(Data items)
◆ ◆ ◆

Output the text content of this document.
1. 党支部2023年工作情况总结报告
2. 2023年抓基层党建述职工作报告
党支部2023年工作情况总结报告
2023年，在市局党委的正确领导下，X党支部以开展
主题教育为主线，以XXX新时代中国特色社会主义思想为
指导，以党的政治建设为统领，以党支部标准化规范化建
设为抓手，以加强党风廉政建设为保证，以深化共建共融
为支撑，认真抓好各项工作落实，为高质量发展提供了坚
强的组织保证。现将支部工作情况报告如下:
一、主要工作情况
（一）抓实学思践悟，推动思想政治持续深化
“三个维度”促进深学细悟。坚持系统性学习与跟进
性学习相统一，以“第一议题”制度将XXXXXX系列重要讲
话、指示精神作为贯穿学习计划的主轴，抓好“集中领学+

◆ ◆ ◆

Prompt: Nothing may be left out: return each entry exactly as it reads.

Answer:
Output the text content of this document.
1. 党支部2023年工作情况总结报告
2. 2023年抓基层党建述职工作报告
党支部2023年工作情况总结报告
2023年，在市局党委的正确领导下，X党支部以开展
主题教育为主线，以XXX新时代中国特色社会主义思想为
指导，以党的政治建设为统领，以党支部标准化规范化建
设为抓手，以加强党风廉政建设为保证，以深化共建共融
为支撑，认真抓好各项工作落实，为高质量发展提供了坚
强的组织保证。现将支部工作情况报告如下:
一、主要工作情况
（一）抓实学思践悟，推动思想政治持续深化
“三个维度”促进深学细悟。坚持系统性学习与跟进
性学习相统一，以“第一议题”制度将XXXXXX系列重要讲
话、指示精神作为贯穿学习计划的主轴，抓好“集中领学+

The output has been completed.